[BEGIN Data shown]

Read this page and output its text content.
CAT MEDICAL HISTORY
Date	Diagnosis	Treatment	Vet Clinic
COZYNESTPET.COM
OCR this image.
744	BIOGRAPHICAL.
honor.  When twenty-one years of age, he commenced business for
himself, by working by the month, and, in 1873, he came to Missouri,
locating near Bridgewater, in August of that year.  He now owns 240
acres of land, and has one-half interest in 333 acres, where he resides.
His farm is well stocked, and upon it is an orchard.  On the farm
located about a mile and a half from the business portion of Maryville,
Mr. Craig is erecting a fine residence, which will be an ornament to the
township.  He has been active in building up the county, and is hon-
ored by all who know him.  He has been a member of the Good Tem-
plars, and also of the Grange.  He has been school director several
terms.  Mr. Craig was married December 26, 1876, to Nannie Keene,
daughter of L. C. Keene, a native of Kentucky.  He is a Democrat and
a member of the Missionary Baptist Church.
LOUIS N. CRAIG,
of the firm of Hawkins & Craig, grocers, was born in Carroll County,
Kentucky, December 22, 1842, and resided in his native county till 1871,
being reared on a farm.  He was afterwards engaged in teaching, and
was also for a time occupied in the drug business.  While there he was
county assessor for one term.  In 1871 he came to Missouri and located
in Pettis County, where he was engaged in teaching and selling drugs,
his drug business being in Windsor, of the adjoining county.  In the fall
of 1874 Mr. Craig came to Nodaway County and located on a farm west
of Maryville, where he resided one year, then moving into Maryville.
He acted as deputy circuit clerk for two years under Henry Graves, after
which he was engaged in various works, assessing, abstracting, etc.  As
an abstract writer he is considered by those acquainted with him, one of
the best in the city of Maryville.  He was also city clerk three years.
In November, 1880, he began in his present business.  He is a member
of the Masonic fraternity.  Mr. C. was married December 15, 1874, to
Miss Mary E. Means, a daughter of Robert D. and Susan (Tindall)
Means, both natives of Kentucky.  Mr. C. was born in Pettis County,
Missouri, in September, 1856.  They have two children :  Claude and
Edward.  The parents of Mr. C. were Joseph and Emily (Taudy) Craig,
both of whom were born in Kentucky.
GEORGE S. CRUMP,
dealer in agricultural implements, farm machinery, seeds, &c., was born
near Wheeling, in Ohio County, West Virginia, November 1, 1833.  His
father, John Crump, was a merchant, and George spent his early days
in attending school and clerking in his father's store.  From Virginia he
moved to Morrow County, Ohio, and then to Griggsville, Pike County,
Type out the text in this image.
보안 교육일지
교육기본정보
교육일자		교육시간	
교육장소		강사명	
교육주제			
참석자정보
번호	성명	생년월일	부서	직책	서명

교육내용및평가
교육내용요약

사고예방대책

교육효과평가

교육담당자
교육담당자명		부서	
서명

[END Data shown]

Exercise: Would you quote, exactly and only, the lines from the one containing "Type out the text in this image." to the end of the entries?

Solved problem:
Type out the text in this image.
보안 교육일지
교육기본정보
교육일자		교육시간	
교육장소		강사명	
교육주제			
참석자정보
번호	성명	생년월일	부서	직책	서명

교육내용및평가
교육내용요약

사고예방대책

교육효과평가

교육담당자
교육담당자명		부서	
서명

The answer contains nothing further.